* Aim 1 *
In the post on algorithm efficiencies, what group size does the faster method use for 100 boxes?
* Aim 2 *
Check each statement against the post on algorithm efficiencies. (a) The scan from box 1 to 100 is called an O(n) algorithm. (b) If box 14 is empty, the boxes between 7 and 14 are scanned for gifts. (c) The post calls the faster method the more obvious one.
* Aim 3 *
Write the next part of the post on algorithm efficiencies, starting after its last sentence.

* Document *
──────────────────────────────

1. ## Algorithm Efficiencies

Welcome to my introduction to evaluating asymptotic complexity of alogrithms. Now that I've lost half of you, I'm talking about making algorithms run faster. There is almost always more than one way to solve a problem, but some of them require a lot longer than others. I'll start with an example.

Actually before I start, I want to say one thing about logarithms:
We know that (4*2) / 2 = 4
If we take log(2^4) = 4 (assuming log is base2)
Now for the example:

Say we had 100 boxes and the first n boxes had gifts in them. (i.e. Boxes 1 - 24 will have gifts in them but boxes 25-100 are empty) How would you tell how many gifts we have without making more than one wrong guess?
The easiest way to do this is to scan from box 1 to 100 looking for an empty box, and the number of the first empty box minus one tells us how many gifts there are. The worst case scenario is that you have to scan 100 boxes so one would call this a big-Oh n algorithm (denoted O(n)).
There is a more efficient, though less obvious way to do this though. We seperate the series of boxes into groups of size ceiling[logBase2(n)] (for 100 boxes this is 7). We can then check box 7. If it has a gift, we scan box 14, if it has a gift we scan box 21 and so on until we reach 100. If, say box 14 is empty, we scan all boxes between 7 and 14 for gifts (since 7 had a gift). The worst-case running time for this algorithm is to scan up to box 91, and then have to scan between 91 and 98 for gifts. This takes 13 + 7 operations. One could approximate this (since big-Oh notation is an approximation) to be 2 * ceiling[logBase2(n)] + 7. For now I will just say this is O(log(n)).

──────────────────────────────

* Data entries *
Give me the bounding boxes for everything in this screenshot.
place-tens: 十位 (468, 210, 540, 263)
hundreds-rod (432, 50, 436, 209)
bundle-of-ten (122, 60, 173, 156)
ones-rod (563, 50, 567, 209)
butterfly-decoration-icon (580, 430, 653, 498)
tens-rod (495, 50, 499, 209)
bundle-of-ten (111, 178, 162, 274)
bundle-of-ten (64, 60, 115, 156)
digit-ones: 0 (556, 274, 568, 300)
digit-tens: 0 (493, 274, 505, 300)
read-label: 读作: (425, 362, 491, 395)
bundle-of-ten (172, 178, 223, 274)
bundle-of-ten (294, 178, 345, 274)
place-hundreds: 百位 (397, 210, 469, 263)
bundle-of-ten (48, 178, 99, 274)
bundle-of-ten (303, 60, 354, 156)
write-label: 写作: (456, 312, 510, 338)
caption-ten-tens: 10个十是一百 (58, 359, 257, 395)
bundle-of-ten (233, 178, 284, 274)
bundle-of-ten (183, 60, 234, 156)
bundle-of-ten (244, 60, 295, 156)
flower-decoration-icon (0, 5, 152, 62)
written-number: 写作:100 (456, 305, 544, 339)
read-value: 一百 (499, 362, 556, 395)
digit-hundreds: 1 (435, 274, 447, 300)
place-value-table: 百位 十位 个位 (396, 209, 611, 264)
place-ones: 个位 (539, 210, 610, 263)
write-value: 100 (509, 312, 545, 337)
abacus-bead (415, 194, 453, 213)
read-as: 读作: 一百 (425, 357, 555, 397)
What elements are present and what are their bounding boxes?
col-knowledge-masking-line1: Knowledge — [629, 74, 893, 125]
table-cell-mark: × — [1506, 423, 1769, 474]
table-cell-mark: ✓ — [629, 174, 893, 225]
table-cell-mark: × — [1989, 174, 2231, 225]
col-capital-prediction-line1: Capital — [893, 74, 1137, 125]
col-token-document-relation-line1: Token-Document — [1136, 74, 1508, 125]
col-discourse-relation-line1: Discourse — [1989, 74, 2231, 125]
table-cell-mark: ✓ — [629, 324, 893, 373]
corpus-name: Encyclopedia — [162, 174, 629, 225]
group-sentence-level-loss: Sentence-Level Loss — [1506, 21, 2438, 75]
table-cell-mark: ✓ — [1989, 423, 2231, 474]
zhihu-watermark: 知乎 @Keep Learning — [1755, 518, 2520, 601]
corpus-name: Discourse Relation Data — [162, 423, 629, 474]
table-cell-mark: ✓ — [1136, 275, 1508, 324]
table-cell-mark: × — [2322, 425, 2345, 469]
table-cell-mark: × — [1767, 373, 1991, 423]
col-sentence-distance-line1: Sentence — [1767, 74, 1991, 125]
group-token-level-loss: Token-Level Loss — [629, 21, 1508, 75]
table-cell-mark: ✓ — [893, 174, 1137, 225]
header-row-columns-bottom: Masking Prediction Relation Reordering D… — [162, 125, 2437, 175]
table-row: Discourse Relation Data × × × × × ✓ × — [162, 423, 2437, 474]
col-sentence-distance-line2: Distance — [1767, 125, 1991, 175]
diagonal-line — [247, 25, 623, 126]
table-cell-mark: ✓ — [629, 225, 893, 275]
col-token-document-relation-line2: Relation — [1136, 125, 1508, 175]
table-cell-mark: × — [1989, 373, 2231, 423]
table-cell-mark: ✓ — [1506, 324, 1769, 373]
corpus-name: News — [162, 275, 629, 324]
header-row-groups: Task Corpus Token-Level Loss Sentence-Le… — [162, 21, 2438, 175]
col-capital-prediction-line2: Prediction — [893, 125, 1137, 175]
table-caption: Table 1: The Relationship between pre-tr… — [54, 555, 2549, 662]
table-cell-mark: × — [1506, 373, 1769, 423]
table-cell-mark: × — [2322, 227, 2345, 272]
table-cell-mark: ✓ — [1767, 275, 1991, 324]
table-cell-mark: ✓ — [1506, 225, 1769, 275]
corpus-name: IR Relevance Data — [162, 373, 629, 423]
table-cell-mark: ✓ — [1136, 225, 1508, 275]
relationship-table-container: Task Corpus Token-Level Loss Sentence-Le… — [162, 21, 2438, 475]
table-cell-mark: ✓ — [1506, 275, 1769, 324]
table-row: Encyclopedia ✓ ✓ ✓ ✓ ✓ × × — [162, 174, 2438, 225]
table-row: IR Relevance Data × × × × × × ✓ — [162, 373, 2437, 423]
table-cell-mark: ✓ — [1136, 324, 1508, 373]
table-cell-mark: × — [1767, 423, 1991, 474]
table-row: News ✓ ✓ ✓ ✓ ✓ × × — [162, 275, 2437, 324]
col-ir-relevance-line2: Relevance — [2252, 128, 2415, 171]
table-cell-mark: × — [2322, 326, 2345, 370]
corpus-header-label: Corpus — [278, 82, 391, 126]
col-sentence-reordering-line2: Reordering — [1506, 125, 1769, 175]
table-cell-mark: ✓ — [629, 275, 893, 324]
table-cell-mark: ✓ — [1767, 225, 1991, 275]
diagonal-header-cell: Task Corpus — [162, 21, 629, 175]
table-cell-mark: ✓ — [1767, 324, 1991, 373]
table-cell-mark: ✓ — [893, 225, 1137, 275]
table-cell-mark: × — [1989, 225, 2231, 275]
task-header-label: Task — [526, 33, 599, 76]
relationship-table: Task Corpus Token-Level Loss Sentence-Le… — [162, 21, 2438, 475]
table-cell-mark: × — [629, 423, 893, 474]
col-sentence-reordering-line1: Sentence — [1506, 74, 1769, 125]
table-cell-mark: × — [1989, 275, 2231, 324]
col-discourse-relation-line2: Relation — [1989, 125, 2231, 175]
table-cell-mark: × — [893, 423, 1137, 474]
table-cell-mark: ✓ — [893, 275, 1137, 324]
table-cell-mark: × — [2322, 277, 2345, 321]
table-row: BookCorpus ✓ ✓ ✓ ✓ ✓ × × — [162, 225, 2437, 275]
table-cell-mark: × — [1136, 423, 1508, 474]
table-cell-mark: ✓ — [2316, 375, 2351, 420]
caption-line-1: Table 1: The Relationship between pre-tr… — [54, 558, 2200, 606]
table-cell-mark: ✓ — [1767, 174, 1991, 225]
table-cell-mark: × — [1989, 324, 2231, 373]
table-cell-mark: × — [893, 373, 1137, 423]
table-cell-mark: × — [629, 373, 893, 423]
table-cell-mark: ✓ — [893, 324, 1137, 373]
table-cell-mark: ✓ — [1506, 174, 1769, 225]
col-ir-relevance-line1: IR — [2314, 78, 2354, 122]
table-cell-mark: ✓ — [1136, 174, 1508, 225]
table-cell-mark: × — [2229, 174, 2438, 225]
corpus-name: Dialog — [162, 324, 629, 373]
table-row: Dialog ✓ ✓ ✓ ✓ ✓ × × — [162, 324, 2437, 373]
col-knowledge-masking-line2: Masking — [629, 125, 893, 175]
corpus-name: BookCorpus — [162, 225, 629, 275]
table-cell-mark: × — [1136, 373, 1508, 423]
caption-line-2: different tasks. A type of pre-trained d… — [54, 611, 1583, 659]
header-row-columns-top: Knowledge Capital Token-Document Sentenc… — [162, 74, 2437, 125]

──────────────────────────────

* Response 1 *
7, which is ceiling[logBase2(n)] for 100 boxes.

* Response 2 *
(a) Yes: "so one would call this a big-Oh n algorithm (denoted O(n))."
(b) Yes: "If, say box 14 is empty, we scan all boxes between 7 and 14 for gifts"
(c) No: "There is a more efficient, though less obvious way to do this though."

* Response 3 *
Big-Oh notation is concerned about running times of alogrithms on large sets of data. 100 is not considered large. By large we are considering data sets of 10000 or 100000 or even 10000000 elements. For these reasons there are steps to follow and assumptions that can be made when evaluating algorithms.
Step one is to count how many operations are being made.
Step two is sum the operations to produce an equation from the number of operations.
Step three is to realize that for large data sets, only the most signficant value matters. That is additive constants, coefficients and lower order terms can be dropped. Hopefully this will be clearer with an example.
Lets look at an algorithm that finds the maximum value in an unsorted array. I will include the number of operations in brackets beside the instruction.

Alogrithm arrayMax(A, n)
Input: An array A storing n integers
Output: The maximum value of A

currentMax = A[0] (2 operations)

for i = 1 to n - 1 do (1 operation + n-1 tests)
if currentMax < A[i] then (2 operations n-1 times)
currentMax = A[i] (2 operations up to n-1 times)
loop (2 operations n-1 times)
return currentMax (1 operation)

One important note is that big-Oh evaluations are based on Worst-Case running times of algorithms. For this reason, we assume
currentMax = A[i] (2 operations up to n-1 times)
runs n-1 times.
To find the worst-case number of operations we add up the total operations.

2 + ( 1 + n-1) + 2*(n-1) + 2*(n-1) + 2*(n-1) + 1
= 2 + n + 2*n - 2 + 2*n - 2 + 2*n - 2 + 1
= 7*n - 3

If we follow step 3 from above 7*n - 3 becomes O(n).

Another example is:
Take the equation 8*n^2*log(n) + 5*n^2 + n
From this equation, we can drop the lower order terms (by lower order I mean those that for large values of n are less than the others. This is termed Eventually Less and denoted <<)
We are left with 8*n^2*log(n)
and from this we can drop the coefficient.
This algorithm would be O(n^2*log(n))

All these assumptions I have made can be proved mathematically, but that is beyond the scope of this discussion.

A simple heiarchy of functions includes

1 << log(n) << log^2(n) << sqrt(n) << n << n*log(n) << n^2 << n^3 << 2^n << n!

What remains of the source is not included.